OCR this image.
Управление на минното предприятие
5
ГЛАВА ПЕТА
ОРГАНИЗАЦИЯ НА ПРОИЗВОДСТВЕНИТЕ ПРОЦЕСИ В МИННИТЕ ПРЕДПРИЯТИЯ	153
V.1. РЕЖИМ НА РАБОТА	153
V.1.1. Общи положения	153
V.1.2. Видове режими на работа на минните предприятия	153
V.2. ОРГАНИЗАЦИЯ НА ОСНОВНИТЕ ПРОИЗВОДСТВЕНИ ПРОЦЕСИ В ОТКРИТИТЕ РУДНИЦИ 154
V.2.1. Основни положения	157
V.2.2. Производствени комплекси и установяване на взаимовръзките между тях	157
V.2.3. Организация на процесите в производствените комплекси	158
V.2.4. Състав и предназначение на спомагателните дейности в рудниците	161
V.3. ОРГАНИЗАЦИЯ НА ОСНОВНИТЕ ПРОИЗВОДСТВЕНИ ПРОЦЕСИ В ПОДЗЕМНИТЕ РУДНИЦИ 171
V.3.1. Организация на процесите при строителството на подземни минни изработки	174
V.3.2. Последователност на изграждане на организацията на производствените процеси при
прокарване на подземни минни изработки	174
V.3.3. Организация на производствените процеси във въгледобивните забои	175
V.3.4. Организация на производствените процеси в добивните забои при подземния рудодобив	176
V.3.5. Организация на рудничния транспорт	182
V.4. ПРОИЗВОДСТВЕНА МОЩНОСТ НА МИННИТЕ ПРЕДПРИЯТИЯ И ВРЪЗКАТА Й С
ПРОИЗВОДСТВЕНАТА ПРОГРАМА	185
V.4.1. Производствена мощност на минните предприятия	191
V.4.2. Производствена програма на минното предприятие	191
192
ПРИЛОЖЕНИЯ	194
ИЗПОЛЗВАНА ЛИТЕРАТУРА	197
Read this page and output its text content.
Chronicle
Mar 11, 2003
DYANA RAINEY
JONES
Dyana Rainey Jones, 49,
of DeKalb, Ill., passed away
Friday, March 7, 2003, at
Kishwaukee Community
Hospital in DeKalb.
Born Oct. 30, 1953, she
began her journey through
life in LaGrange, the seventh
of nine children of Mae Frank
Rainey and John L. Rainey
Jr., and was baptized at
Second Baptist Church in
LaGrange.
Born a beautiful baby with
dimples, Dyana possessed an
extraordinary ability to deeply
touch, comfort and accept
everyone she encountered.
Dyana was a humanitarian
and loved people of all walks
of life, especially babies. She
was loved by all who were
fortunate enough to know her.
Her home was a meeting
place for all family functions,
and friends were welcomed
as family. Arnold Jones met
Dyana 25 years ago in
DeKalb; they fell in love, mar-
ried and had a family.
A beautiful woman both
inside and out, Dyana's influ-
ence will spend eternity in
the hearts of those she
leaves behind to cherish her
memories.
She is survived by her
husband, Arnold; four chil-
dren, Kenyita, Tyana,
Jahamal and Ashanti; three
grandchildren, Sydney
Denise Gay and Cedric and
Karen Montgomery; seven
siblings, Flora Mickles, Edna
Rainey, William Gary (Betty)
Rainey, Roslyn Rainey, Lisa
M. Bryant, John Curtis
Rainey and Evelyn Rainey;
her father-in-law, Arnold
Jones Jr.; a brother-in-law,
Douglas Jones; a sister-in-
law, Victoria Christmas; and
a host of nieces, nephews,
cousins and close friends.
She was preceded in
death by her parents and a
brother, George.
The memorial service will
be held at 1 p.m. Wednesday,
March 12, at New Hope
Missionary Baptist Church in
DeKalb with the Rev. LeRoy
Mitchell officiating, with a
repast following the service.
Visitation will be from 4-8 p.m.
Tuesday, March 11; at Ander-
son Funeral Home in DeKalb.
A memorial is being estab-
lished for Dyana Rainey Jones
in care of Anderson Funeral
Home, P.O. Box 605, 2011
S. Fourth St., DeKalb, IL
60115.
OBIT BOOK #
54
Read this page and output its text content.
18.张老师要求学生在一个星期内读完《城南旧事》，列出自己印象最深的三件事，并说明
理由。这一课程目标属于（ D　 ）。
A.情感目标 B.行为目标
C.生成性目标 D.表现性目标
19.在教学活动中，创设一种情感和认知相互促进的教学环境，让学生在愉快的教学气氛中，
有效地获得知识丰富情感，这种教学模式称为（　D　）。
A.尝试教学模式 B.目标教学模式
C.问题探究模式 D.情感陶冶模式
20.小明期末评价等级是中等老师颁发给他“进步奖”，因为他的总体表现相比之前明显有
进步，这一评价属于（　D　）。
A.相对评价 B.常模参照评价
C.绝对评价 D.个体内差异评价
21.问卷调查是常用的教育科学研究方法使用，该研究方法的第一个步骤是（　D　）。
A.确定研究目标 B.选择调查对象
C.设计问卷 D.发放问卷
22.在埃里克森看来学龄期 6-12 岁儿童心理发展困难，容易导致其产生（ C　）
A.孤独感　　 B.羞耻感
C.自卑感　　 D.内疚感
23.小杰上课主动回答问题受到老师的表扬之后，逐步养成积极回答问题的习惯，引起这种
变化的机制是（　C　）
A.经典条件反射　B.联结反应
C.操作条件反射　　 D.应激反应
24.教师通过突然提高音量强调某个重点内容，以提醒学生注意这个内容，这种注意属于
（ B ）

= = = = =

• Problem to solve: Look through the material above and work out how many of its lines contain "LaGrange". State the number only.

• Problem solution: 2